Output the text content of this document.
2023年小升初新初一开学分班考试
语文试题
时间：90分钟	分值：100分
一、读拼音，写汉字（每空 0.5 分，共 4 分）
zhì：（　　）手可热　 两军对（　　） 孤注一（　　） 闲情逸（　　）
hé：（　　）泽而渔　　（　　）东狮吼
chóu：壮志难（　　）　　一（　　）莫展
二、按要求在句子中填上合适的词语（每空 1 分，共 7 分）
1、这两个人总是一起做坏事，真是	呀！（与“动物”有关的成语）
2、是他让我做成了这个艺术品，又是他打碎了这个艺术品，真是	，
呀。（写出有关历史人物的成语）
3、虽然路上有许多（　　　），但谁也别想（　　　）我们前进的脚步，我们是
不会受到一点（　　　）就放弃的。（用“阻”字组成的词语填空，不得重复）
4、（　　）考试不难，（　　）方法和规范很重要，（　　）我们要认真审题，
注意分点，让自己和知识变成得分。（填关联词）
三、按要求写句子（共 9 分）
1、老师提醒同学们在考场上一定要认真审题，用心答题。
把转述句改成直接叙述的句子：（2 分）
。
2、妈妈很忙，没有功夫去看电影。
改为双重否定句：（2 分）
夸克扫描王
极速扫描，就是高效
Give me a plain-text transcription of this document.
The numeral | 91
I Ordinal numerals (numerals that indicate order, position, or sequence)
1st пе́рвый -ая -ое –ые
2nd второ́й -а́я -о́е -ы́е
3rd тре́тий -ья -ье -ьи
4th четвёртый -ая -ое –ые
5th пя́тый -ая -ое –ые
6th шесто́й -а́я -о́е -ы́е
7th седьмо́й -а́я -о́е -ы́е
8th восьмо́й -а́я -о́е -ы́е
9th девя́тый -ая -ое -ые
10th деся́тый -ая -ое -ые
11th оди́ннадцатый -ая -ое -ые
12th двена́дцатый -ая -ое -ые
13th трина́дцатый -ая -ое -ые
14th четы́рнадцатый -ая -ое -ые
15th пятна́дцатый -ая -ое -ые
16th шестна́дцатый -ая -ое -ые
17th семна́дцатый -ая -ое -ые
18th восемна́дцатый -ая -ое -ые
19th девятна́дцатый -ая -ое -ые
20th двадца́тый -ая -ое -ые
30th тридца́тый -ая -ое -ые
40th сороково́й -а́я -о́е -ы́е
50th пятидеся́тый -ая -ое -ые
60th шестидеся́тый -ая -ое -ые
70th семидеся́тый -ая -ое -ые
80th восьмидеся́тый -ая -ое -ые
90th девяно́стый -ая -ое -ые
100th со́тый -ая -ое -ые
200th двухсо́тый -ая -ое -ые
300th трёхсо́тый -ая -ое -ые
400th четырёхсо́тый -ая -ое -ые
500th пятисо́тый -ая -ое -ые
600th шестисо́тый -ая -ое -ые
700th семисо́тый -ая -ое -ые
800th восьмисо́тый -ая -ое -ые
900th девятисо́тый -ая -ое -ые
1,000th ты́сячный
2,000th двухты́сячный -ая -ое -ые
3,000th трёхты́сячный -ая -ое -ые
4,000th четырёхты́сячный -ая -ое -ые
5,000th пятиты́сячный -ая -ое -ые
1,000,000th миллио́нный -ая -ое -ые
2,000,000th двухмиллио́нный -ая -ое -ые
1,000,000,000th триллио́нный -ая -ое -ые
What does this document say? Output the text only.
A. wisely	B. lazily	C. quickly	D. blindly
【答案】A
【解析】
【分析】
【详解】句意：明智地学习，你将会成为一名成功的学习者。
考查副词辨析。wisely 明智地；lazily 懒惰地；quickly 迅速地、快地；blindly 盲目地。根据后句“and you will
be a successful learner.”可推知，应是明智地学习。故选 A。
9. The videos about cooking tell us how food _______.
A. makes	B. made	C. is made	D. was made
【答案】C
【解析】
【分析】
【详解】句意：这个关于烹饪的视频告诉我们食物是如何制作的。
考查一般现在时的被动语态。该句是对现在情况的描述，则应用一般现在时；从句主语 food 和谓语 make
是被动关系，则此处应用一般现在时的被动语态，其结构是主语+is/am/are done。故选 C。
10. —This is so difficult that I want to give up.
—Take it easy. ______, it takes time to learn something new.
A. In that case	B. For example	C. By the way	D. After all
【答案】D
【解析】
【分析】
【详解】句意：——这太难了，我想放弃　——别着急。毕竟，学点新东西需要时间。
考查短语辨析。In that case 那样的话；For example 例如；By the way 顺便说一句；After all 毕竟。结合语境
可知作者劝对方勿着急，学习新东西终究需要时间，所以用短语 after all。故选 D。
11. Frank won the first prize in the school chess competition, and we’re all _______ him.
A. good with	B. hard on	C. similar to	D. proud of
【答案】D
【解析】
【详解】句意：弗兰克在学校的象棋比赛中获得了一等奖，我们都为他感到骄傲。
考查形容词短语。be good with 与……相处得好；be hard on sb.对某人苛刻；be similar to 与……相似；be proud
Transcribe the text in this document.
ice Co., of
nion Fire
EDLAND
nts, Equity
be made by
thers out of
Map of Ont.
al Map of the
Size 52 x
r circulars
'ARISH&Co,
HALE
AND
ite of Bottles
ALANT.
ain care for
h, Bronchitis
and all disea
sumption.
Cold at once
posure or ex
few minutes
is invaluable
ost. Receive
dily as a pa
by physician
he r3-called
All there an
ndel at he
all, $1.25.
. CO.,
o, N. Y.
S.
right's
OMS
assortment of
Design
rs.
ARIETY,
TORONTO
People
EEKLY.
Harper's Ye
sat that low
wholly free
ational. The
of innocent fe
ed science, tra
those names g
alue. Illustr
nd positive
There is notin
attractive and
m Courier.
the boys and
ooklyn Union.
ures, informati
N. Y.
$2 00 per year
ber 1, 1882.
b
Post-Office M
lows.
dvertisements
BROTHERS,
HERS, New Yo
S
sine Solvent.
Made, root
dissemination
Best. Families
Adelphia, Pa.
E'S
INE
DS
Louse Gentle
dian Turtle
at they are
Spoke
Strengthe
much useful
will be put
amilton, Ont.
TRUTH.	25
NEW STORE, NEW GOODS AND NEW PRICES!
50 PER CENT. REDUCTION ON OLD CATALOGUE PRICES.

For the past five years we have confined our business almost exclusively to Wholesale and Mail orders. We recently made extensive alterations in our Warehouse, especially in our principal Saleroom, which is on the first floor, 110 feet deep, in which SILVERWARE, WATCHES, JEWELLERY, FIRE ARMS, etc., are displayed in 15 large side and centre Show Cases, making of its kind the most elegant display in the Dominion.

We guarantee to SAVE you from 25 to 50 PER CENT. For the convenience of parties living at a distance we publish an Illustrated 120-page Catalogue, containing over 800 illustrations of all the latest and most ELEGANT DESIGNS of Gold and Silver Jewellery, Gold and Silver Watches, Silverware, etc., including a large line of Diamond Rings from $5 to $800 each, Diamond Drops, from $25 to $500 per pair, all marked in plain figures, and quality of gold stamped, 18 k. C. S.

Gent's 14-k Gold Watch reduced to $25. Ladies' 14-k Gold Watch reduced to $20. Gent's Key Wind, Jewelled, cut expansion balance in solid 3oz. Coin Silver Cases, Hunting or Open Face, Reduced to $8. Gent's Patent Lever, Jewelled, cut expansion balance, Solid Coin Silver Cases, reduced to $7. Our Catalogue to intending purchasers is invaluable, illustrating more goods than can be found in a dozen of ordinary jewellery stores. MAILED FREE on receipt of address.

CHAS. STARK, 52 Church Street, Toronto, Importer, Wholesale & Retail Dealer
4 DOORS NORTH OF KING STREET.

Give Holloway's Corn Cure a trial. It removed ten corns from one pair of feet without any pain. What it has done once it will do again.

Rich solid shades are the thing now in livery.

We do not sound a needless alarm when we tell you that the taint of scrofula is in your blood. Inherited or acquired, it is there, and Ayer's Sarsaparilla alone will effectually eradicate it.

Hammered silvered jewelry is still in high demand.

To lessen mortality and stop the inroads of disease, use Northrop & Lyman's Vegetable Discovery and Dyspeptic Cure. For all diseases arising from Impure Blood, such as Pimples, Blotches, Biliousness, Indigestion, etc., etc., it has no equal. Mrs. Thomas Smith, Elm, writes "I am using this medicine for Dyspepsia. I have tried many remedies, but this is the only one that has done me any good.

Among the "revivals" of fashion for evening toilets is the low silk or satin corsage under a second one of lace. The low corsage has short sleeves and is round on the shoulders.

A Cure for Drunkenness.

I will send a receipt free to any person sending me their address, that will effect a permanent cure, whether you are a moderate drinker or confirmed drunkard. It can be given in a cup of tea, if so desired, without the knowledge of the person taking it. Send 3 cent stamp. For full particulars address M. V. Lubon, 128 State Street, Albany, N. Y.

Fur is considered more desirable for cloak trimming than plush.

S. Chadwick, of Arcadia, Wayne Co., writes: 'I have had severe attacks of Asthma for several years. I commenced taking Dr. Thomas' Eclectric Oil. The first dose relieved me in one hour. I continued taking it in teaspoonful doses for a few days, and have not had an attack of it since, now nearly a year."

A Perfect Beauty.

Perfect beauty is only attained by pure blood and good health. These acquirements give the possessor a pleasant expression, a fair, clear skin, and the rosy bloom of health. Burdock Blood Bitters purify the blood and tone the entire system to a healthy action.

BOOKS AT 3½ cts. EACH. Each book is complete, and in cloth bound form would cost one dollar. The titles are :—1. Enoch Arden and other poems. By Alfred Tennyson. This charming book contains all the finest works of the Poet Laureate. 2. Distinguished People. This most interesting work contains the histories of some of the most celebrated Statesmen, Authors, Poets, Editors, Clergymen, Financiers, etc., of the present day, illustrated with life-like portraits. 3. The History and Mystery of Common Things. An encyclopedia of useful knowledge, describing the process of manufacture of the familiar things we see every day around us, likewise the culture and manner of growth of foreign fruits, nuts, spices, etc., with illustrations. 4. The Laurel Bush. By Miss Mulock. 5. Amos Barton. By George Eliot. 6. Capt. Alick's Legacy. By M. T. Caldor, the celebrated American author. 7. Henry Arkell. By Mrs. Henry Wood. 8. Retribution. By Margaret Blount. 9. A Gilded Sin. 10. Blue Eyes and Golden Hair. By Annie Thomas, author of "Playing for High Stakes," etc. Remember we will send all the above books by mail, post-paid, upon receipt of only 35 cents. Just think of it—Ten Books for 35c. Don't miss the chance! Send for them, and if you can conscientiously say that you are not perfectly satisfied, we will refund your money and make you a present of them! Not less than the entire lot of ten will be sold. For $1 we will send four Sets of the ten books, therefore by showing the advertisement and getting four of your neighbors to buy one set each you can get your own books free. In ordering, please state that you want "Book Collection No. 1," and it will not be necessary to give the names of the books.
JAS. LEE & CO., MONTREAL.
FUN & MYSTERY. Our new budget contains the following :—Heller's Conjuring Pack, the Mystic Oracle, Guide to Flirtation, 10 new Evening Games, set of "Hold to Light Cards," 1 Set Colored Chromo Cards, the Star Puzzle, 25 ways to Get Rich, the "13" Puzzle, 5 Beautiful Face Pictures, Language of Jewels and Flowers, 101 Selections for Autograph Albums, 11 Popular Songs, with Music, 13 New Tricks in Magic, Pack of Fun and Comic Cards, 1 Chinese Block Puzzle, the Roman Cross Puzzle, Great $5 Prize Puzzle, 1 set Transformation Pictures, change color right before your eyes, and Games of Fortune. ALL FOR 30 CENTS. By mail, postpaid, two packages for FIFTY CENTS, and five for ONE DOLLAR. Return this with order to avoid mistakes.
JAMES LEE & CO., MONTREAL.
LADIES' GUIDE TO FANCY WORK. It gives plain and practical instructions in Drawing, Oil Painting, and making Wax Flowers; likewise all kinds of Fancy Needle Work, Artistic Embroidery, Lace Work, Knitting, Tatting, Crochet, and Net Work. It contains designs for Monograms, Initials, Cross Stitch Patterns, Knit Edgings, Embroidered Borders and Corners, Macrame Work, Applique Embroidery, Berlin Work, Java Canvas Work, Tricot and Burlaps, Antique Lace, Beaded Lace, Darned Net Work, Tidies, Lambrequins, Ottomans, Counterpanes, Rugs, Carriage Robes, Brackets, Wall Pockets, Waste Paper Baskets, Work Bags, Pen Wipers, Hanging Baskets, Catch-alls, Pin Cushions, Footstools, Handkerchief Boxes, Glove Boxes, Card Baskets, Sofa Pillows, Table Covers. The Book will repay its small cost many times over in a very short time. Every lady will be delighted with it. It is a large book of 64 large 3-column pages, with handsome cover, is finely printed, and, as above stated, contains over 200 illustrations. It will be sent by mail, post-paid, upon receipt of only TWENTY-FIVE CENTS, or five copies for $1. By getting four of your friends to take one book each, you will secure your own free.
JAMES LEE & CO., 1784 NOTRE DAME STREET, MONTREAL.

● **Short problem**:
Tell how many lines include "similar". The number is the whole answer.

● **Exercise output**:
2